-- Begin Exercise materials --

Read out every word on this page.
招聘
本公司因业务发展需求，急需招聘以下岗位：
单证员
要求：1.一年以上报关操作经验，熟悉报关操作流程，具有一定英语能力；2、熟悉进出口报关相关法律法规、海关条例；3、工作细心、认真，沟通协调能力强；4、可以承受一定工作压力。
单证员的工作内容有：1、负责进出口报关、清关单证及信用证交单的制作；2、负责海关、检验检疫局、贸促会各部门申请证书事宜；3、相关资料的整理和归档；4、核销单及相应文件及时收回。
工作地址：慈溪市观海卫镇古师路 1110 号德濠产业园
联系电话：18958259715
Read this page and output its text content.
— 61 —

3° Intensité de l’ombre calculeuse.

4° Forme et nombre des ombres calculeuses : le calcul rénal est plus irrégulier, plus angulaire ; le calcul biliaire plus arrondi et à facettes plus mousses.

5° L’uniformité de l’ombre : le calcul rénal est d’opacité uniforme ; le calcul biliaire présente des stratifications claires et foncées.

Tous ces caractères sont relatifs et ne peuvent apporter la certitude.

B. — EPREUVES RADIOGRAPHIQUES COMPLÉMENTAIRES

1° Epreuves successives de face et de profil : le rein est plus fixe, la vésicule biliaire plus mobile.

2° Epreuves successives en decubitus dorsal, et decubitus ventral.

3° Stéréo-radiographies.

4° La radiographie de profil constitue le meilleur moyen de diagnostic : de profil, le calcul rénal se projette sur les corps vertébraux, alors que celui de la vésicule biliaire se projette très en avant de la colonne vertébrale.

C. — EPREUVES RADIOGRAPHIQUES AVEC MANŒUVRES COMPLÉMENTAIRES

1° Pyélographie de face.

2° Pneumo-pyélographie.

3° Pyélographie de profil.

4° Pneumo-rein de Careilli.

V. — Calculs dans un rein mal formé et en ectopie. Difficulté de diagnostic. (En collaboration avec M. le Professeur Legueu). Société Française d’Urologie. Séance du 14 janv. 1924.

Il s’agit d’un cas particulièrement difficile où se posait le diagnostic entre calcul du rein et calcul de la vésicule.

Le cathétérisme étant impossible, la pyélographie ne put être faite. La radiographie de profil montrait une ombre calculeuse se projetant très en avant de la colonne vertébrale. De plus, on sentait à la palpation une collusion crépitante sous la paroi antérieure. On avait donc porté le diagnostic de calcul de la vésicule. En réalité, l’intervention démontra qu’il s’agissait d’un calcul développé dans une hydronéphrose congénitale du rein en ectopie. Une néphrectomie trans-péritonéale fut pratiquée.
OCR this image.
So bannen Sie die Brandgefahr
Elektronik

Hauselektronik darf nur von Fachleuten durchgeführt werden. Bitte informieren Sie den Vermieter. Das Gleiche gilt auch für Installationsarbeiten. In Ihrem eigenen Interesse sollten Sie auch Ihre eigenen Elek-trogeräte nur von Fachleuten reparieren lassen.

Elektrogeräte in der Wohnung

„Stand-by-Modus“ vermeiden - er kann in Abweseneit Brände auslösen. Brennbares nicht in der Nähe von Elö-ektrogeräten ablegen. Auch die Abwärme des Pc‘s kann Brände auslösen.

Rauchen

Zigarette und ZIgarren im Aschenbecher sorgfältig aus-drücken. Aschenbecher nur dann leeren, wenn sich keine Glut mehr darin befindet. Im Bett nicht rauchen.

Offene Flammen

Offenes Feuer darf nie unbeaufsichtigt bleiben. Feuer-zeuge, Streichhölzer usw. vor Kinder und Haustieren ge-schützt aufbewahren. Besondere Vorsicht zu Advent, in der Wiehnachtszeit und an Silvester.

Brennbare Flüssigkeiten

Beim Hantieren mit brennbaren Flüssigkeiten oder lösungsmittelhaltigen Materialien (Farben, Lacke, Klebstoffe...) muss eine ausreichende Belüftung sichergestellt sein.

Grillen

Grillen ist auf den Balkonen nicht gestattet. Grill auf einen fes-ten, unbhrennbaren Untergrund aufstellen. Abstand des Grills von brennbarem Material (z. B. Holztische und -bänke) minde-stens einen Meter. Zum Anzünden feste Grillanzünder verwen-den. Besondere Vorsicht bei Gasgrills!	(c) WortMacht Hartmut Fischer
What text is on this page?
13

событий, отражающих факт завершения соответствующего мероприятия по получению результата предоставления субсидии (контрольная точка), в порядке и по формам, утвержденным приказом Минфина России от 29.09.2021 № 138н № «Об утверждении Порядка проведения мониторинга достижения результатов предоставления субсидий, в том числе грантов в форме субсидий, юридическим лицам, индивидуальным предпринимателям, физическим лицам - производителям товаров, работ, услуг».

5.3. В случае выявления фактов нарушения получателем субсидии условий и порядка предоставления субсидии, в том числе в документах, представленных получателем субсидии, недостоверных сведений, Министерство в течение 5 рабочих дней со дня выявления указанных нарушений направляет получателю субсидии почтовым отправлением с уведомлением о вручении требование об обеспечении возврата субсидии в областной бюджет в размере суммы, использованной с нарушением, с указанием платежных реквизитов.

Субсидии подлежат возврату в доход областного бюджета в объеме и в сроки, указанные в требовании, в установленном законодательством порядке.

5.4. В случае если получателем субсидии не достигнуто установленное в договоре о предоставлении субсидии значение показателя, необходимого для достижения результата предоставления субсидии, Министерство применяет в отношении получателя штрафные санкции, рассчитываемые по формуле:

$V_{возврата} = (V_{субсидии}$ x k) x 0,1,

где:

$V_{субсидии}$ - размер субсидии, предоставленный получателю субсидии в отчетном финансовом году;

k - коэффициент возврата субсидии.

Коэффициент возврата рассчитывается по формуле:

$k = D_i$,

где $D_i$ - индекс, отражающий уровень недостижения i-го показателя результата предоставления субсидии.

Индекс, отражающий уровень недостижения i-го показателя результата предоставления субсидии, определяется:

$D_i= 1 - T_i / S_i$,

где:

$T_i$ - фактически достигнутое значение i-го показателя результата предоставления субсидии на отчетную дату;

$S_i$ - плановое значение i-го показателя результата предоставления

-- End Exercise materials --

_Task goal_. Among the entries above, how many lines hold the word "возврата"? Reply with only that number.

_Reply to the task_. 4